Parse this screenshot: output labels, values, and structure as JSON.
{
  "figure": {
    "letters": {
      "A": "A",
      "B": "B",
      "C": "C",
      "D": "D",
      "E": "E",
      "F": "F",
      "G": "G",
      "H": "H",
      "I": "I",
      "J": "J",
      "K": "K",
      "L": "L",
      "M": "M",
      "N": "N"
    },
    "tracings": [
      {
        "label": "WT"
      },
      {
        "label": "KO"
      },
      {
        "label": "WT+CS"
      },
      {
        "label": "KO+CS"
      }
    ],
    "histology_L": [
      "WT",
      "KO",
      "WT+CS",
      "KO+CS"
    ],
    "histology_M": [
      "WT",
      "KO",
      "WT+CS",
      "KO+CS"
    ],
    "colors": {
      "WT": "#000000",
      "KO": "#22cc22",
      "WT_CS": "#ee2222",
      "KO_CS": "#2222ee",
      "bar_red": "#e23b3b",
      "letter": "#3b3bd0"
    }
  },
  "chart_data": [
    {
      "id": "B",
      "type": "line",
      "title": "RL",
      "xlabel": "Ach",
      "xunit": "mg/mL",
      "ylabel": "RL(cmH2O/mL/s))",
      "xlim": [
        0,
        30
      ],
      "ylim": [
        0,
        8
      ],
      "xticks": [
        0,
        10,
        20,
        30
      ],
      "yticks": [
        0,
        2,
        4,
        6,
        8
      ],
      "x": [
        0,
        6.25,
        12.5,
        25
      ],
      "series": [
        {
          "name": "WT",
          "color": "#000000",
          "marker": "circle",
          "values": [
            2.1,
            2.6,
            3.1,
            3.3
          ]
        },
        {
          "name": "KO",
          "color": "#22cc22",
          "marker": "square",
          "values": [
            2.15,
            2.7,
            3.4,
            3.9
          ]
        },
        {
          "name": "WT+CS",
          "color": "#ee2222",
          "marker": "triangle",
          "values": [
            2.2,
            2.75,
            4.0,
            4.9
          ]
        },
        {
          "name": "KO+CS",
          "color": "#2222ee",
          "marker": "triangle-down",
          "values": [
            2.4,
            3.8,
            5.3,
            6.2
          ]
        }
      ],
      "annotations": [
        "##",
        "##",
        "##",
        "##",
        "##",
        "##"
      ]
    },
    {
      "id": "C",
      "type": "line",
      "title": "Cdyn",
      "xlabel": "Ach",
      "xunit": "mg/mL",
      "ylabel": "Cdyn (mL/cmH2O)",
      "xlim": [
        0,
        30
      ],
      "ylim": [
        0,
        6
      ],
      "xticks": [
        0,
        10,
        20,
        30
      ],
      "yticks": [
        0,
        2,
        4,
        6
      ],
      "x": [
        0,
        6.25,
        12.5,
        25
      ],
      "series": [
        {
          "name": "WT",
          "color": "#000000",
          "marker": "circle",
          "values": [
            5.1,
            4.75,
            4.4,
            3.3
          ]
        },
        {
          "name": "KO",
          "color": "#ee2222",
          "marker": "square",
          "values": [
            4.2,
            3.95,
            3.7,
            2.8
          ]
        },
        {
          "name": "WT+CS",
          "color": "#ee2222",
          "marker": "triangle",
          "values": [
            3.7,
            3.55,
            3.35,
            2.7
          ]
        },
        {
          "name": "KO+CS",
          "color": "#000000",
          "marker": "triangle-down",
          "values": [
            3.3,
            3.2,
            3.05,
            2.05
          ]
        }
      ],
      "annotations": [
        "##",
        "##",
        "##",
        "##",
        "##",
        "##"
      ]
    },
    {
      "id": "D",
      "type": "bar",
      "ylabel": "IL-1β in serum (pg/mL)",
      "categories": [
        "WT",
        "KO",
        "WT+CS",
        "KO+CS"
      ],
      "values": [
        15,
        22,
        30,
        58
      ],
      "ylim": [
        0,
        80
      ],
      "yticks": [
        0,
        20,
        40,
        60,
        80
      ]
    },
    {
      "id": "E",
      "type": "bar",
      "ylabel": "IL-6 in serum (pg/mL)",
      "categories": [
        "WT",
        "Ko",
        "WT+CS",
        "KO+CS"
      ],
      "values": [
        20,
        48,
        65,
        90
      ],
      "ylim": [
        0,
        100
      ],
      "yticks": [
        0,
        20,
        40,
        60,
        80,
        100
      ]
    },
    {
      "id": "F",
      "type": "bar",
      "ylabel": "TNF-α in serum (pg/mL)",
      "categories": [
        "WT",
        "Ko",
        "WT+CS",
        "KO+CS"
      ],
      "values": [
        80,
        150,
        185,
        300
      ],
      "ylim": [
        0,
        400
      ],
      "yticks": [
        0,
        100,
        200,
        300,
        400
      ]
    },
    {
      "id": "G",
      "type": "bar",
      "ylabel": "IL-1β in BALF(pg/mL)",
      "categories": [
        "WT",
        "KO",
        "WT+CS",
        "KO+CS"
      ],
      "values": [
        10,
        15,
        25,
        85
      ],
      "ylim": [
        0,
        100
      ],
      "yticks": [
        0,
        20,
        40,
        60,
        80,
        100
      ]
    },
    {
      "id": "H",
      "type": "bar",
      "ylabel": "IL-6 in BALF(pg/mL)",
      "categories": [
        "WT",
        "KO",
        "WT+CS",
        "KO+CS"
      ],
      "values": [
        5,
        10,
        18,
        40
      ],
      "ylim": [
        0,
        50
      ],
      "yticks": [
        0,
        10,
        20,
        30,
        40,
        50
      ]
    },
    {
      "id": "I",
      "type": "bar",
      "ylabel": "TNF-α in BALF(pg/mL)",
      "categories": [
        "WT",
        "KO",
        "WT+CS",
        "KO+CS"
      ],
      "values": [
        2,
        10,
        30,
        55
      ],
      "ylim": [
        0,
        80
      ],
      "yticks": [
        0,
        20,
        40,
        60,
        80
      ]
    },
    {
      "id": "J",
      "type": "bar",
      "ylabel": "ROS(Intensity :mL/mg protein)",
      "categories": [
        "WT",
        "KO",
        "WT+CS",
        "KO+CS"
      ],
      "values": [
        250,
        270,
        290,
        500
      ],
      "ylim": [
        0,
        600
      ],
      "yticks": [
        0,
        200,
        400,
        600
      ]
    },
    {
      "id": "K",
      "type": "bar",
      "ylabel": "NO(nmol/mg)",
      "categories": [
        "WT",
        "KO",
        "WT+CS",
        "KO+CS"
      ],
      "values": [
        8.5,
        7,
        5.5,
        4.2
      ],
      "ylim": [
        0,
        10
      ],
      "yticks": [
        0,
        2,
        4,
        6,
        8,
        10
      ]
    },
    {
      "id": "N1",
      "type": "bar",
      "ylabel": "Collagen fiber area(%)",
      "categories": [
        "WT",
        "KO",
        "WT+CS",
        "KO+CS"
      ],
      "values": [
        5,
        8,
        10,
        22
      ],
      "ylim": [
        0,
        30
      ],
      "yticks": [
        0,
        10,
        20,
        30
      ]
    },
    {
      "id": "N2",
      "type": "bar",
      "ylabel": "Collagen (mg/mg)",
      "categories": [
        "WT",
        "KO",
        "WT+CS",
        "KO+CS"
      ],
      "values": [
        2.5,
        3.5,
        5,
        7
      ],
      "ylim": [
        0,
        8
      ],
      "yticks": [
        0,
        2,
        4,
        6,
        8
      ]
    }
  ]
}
● ● ●
■ What is needed: Retype the data. Every line must match the original exactly.

■ Written answer:
Parse this screenshot: output labels, values, and structure as JSON.
{
  "figure": {
    "letters": {
      "A": "A",
      "B": "B",
      "C": "C",
      "D": "D",
      "E": "E",
      "F": "F",
      "G": "G",
      "H": "H",
      "I": "I",
      "J": "J",
      "K": "K",
      "L": "L",
      "M": "M",
      "N": "N"
    },
    "tracings": [
      {
        "label": "WT"
      },
      {
        "label": "KO"
      },
      {
        "label": "WT+CS"
      },
      {
        "label": "KO+CS"
      }
    ],
    "histology_L": [
      "WT",
      "KO",
      "WT+CS",
      "KO+CS"
    ],
    "histology_M": [
      "WT",
      "KO",
      "WT+CS",
      "KO+CS"
    ],
    "colors": {
      "WT": "#000000",
      "KO": "#22cc22",
      "WT_CS": "#ee2222",
      "KO_CS": "#2222ee",
      "bar_red": "#e23b3b",
      "letter": "#3b3bd0"
    }
  },
  "chart_data": [
    {
      "id": "B",
      "type": "line",
      "title": "RL",
      "xlabel": "Ach",
      "xunit": "mg/mL",
      "ylabel": "RL(cmH2O/mL/s))",
      "xlim": [
        0,
        30
      ],
      "ylim": [
        0,
        8
      ],
      "xticks": [
        0,
        10,
        20,
        30
      ],
      "yticks": [
        0,
        2,
        4,
        6,
        8
      ],
      "x": [
        0,
        6.25,
        12.5,
        25
      ],
      "series": [
        {
          "name": "WT",
          "color": "#000000",
          "marker": "circle",
          "values": [
            2.1,
            2.6,
            3.1,
            3.3
          ]
        },
        {
          "name": "KO",
          "color": "#22cc22",
          "marker": "square",
          "values": [
            2.15,
            2.7,
            3.4,
            3.9
          ]
        },
        {
          "name": "WT+CS",
          "color": "#ee2222",
          "marker": "triangle",
          "values": [
            2.2,
            2.75,
            4.0,
            4.9
          ]
        },
        {
          "name": "KO+CS",
          "color": "#2222ee",
          "marker": "triangle-down",
          "values": [
            2.4,
            3.8,
            5.3,
            6.2
          ]
        }
      ],
      "annotations": [
        "##",
        "##",
        "##",
        "##",
        "##",
        "##"
      ]
    },
    {
      "id": "C",
      "type": "line",
      "title": "Cdyn",
      "xlabel": "Ach",
      "xunit": "mg/mL",
      "ylabel": "Cdyn (mL/cmH2O)",
      "xlim": [
        0,
        30
      ],
      "ylim": [
        0,
        6
      ],
      "xticks": [
        0,
        10,
        20,
        30
      ],
      "yticks": [
        0,
        2,
        4,
        6
      ],
      "x": [
        0,
        6.25,
        12.5,
        25
      ],
      "series": [
        {
          "name": "WT",
          "color": "#000000",
          "marker": "circle",
          "values": [
            5.1,
            4.75,
            4.4,
            3.3
          ]
        },
        {
          "name": "KO",
          "color": "#ee2222",
          "marker": "square",
          "values": [
            4.2,
            3.95,
            3.7,
            2.8
          ]
        },
        {
          "name": "WT+CS",
          "color": "#ee2222",
          "marker": "triangle",
          "values": [
            3.7,
            3.55,
            3.35,
            2.7
          ]
        },
        {
          "name": "KO+CS",
          "color": "#000000",
          "marker": "triangle-down",
          "values": [
            3.3,
            3.2,
            3.05,
            2.05
          ]
        }
      ],
      "annotations": [
        "##",
        "##",
        "##",
        "##",
        "##",
        "##"
      ]
    },
    {
      "id": "D",
      "type": "bar",
      "ylabel": "IL-1β in serum (pg/mL)",
      "categories": [
        "WT",
        "KO",
        "WT+CS",
        "KO+CS"
      ],
      "values": [
        15,
        22,
        30,
        58
      ],
      "ylim": [
        0,
        80
      ],
      "yticks": [
        0,
        20,
        40,
        60,
        80
      ]
    },
    {
      "id": "E",
      "type": "bar",
      "ylabel": "IL-6 in serum (pg/mL)",
      "categories": [
        "WT",
        "Ko",
        "WT+CS",
        "KO+CS"
      ],
      "values": [
        20,
        48,
        65,
        90
      ],
      "ylim": [
        0,
        100
      ],
      "yticks": [
        0,
        20,
        40,
        60,
        80,
        100
      ]
    },
    {
      "id": "F",
      "type": "bar",
      "ylabel": "TNF-α in serum (pg/mL)",
      "categories": [
        "WT",
        "Ko",
        "WT+CS",
        "KO+CS"
      ],
      "values": [
        80,
        150,
        185,
        300
      ],
      "ylim": [
        0,
        400
      ],
      "yticks": [
        0,
        100,
        200,
        300,
        400
      ]
    },
    {
      "id": "G",
      "type": "bar",
      "ylabel": "IL-1β in BALF(pg/mL)",
      "categories": [
        "WT",
        "KO",
        "WT+CS",
        "KO+CS"
      ],
      "values": [
        10,
        15,
        25,
        85
      ],
      "ylim": [
        0,
        100
      ],
      "yticks": [
        0,
        20,
        40,
        60,
        80,
        100
      ]
    },
    {
      "id": "H",
      "type": "bar",
      "ylabel": "IL-6 in BALF(pg/mL)",
      "categories": [
        "WT",
        "KO",
        "WT+CS",
        "KO+CS"
      ],
      "values": [
        5,
        10,
        18,
        40
      ],
      "ylim": [
        0,
        50
      ],
      "yticks": [
        0,
        10,
        20,
        30,
        40,
        50
      ]
    },
    {
      "id": "I",
      "type": "bar",
      "ylabel": "TNF-α in BALF(pg/mL)",
      "categories": [
        "WT",
        "KO",
        "WT+CS",
        "KO+CS"
      ],
      "values": [
        2,
        10,
        30,
        55
      ],
      "ylim": [
        0,
        80
      ],
      "yticks": [
        0,
        20,
        40,
        60,
        80
      ]
    },
    {
      "id": "J",
      "type": "bar",
      "ylabel": "ROS(Intensity :mL/mg protein)",
      "categories": [
        "WT",
        "KO",
        "WT+CS",
        "KO+CS"
      ],
      "values": [
        250,
        270,
        290,
        500
      ],
      "ylim": [
        0,
        600
      ],
      "yticks": [
        0,
        200,
        400,
        600
      ]
    },
    {
      "id": "K",
      "type": "bar",
      "ylabel": "NO(nmol/mg)",
      "categories": [
        "WT",
        "KO",
        "WT+CS",
        "KO+CS"
      ],
      "values": [
        8.5,
        7,
        5.5,
        4.2
      ],
      "ylim": [
        0,
        10
      ],
      "yticks": [
        0,
        2,
        4,
        6,
        8,
        10
      ]
    },
    {
      "id": "N1",
      "type": "bar",
      "ylabel": "Collagen fiber area(%)",
      "categories": [
        "WT",
        "KO",
        "WT+CS",
        "KO+CS"
      ],
      "values": [
        5,
        8,
        10,
        22
      ],
      "ylim": [
        0,
        30
      ],
      "yticks": [
        0,
        10,
        20,
        30
      ]
    },
    {
      "id": "N2",
      "type": "bar",
      "ylabel": "Collagen (mg/mg)",
      "categories": [
        "WT",
        "KO",
        "WT+CS",
        "KO+CS"
      ],
      "values": [
        2.5,
        3.5,
        5,
        7
      ],
      "ylim": [
        0,
        8
      ],
      "yticks": [
        0,
        2,
        4,
        6,
        8
      ]
    }
  ]
}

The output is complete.